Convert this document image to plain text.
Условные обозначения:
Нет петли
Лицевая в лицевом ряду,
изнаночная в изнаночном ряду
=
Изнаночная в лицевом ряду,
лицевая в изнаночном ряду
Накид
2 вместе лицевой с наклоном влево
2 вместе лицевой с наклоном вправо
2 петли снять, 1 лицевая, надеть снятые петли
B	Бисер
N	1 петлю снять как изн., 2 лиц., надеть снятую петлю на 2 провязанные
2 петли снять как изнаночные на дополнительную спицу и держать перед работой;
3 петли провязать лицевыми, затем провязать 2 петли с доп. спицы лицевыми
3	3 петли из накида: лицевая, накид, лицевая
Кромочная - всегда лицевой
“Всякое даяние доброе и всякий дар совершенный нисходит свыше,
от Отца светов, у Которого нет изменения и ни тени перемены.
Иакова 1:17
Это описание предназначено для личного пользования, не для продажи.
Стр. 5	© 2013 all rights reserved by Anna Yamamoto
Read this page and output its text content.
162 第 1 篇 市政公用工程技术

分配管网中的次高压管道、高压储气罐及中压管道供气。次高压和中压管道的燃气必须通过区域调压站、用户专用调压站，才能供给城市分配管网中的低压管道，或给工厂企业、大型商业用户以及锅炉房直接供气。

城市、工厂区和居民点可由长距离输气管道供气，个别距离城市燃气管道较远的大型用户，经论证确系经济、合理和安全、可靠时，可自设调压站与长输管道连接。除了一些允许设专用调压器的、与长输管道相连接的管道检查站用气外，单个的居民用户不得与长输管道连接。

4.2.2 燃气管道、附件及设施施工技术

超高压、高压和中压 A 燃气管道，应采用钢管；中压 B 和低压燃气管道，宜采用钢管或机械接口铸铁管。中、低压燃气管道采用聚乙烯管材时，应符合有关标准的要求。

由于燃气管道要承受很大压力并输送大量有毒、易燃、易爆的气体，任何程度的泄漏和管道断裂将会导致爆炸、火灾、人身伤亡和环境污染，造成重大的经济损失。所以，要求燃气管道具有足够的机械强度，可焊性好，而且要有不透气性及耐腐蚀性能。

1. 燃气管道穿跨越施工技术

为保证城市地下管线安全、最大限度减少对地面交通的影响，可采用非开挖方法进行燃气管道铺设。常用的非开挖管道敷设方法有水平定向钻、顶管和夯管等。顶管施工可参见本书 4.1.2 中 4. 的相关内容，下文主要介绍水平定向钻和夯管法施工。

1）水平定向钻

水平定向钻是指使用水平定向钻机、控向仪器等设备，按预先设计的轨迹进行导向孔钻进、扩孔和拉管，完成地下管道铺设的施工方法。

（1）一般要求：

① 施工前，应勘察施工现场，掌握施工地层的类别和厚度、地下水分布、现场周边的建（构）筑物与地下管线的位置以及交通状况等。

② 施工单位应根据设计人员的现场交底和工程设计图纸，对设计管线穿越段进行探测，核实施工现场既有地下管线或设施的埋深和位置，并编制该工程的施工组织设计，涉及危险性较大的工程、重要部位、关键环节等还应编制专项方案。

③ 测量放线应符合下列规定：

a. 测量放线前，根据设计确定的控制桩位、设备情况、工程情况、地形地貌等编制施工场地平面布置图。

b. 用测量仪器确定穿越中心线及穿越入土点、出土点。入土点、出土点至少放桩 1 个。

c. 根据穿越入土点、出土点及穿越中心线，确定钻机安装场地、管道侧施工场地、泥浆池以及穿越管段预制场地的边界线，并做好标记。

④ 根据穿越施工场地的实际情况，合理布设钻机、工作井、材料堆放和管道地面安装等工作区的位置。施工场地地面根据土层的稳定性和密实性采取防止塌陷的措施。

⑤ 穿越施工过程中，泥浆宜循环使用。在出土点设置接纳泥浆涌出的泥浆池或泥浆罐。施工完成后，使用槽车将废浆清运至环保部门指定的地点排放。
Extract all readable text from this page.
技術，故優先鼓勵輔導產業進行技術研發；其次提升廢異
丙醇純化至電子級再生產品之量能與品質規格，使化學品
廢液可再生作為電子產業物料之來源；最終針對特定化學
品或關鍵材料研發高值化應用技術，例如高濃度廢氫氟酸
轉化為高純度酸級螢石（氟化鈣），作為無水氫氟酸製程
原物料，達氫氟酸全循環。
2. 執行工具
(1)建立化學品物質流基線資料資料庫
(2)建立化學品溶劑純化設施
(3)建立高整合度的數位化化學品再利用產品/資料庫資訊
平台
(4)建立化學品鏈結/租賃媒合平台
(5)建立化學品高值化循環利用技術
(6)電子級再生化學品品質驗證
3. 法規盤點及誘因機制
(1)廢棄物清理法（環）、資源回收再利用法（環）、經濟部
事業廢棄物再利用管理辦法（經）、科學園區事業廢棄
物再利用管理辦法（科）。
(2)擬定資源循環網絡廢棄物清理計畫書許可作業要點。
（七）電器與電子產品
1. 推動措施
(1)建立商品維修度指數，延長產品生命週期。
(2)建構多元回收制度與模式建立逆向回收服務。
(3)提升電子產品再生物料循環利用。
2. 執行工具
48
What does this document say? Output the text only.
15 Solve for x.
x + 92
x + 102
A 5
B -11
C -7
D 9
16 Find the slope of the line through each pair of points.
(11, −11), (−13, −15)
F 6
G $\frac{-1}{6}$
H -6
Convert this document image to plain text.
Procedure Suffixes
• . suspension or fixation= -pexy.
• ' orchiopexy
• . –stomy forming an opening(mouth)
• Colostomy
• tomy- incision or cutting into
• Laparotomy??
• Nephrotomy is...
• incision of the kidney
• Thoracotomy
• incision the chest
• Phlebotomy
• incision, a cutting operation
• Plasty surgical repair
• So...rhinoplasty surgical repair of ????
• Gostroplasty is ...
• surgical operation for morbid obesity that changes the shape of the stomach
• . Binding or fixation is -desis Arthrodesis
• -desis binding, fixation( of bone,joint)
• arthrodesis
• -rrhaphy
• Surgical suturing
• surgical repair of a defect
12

*AIM*. Each line of the listing should be echoed back exactly.

*WRITTEN ANSWER*.
Convert this document image to plain text.
Условные обозначения:
Нет петли
Лицевая в лицевом ряду,
изнаночная в изнаночном ряду
=
Изнаночная в лицевом ряду,
лицевая в изнаночном ряду
Накид
2 вместе лицевой с наклоном влево
2 вместе лицевой с наклоном вправо
2 петли снять, 1 лицевая, надеть снятые петли
B	Бисер
N	1 петлю снять как изн., 2 лиц., надеть снятую петлю на 2 провязанные
2 петли снять как изнаночные на дополнительную спицу и держать перед работой;
3 петли провязать лицевыми, затем провязать 2 петли с доп. спицы лицевыми
3	3 петли из накида: лицевая, накид, лицевая
Кромочная - всегда лицевой
“Всякое даяние доброе и всякий дар совершенный нисходит свыше,
от Отца светов, у Которого нет изменения и ни тени перемены.
Иакова 1:17
Это описание предназначено для личного пользования, не для продажи.
Стр. 5	© 2013 all rights reserved by Anna Yamamoto
Read this page and output its text content.
162 第 1 篇 市政公用工程技术

分配管网中的次高压管道、高压储气罐及中压管道供气。次高压和中压管道的燃气必须通过区域调压站、用户专用调压站，才能供给城市分配管网中的低压管道，或给工厂企业、大型商业用户以及锅炉房直接供气。

城市、工厂区和居民点可由长距离输气管道供气，个别距离城市燃气管道较远的大型用户，经论证确系经济、合理和安全、可靠时，可自设调压站与长输管道连接。除了一些允许设专用调压器的、与长输管道相连接的管道检查站用气外，单个的居民用户不得与长输管道连接。

4.2.2 燃气管道、附件及设施施工技术

超高压、高压和中压 A 燃气管道，应采用钢管；中压 B 和低压燃气管道，宜采用钢管或机械接口铸铁管。中、低压燃气管道采用聚乙烯管材时，应符合有关标准的要求。

由于燃气管道要承受很大压力并输送大量有毒、易燃、易爆的气体，任何程度的泄漏和管道断裂将会导致爆炸、火灾、人身伤亡和环境污染，造成重大的经济损失。所以，要求燃气管道具有足够的机械强度，可焊性好，而且要有不透气性及耐腐蚀性能。

1. 燃气管道穿跨越施工技术

为保证城市地下管线安全、最大限度减少对地面交通的影响，可采用非开挖方法进行燃气管道铺设。常用的非开挖管道敷设方法有水平定向钻、顶管和夯管等。顶管施工可参见本书 4.1.2 中 4. 的相关内容，下文主要介绍水平定向钻和夯管法施工。

1）水平定向钻

水平定向钻是指使用水平定向钻机、控向仪器等设备，按预先设计的轨迹进行导向孔钻进、扩孔和拉管，完成地下管道铺设的施工方法。

（1）一般要求：

① 施工前，应勘察施工现场，掌握施工地层的类别和厚度、地下水分布、现场周边的建（构）筑物与地下管线的位置以及交通状况等。

② 施工单位应根据设计人员的现场交底和工程设计图纸，对设计管线穿越段进行探测，核实施工现场既有地下管线或设施的埋深和位置，并编制该工程的施工组织设计，涉及危险性较大的工程、重要部位、关键环节等还应编制专项方案。

③ 测量放线应符合下列规定：

a. 测量放线前，根据设计确定的控制桩位、设备情况、工程情况、地形地貌等编制施工场地平面布置图。

b. 用测量仪器确定穿越中心线及穿越入土点、出土点。入土点、出土点至少放桩 1 个。

c. 根据穿越入土点、出土点及穿越中心线，确定钻机安装场地、管道侧施工场地、泥浆池以及穿越管段预制场地的边界线，并做好标记。

④ 根据穿越施工场地的实际情况，合理布设钻机、工作井、材料堆放和管道地面安装等工作区的位置。施工场地地面根据土层的稳定性和密实性采取防止塌陷的措施。

⑤ 穿越施工过程中，泥浆宜循环使用。在出土点设置接纳泥浆涌出的泥浆池或泥浆罐。施工完成后，使用槽车将废浆清运至环保部门指定的地点排放。
Extract all readable text from this page.
技術，故優先鼓勵輔導產業進行技術研發；其次提升廢異
丙醇純化至電子級再生產品之量能與品質規格，使化學品
廢液可再生作為電子產業物料之來源；最終針對特定化學
品或關鍵材料研發高值化應用技術，例如高濃度廢氫氟酸
轉化為高純度酸級螢石（氟化鈣），作為無水氫氟酸製程
原物料，達氫氟酸全循環。
2. 執行工具
(1)建立化學品物質流基線資料資料庫
(2)建立化學品溶劑純化設施
(3)建立高整合度的數位化化學品再利用產品/資料庫資訊
平台
(4)建立化學品鏈結/租賃媒合平台
(5)建立化學品高值化循環利用技術
(6)電子級再生化學品品質驗證
3. 法規盤點及誘因機制
(1)廢棄物清理法（環）、資源回收再利用法（環）、經濟部
事業廢棄物再利用管理辦法（經）、科學園區事業廢棄
物再利用管理辦法（科）。
(2)擬定資源循環網絡廢棄物清理計畫書許可作業要點。
（七）電器與電子產品
1. 推動措施
(1)建立商品維修度指數，延長產品生命週期。
(2)建構多元回收制度與模式建立逆向回收服務。
(3)提升電子產品再生物料循環利用。
2. 執行工具
48
What does this document say? Output the text only.
15 Solve for x.
x + 92
x + 102
A 5
B -11
C -7
D 9
16 Find the slope of the line through each pair of points.
(11, −11), (−13, −15)
F 6
G $\frac{-1}{6}$
H -6
Convert this document image to plain text.
Procedure Suffixes
• . suspension or fixation= -pexy.
• ' orchiopexy
• . –stomy forming an opening(mouth)
• Colostomy
• tomy- incision or cutting into
• Laparotomy??
• Nephrotomy is...
• incision of the kidney
• Thoracotomy
• incision the chest
• Phlebotomy
• incision, a cutting operation
• Plasty surgical repair
• So...rhinoplasty surgical repair of ????
• Gostroplasty is ...
• surgical operation for morbid obesity that changes the shape of the stomach
• . Binding or fixation is -desis Arthrodesis
• -desis binding, fixation( of bone,joint)
• arthrodesis
• -rrhaphy
• Surgical suturing
• surgical repair of a defect
12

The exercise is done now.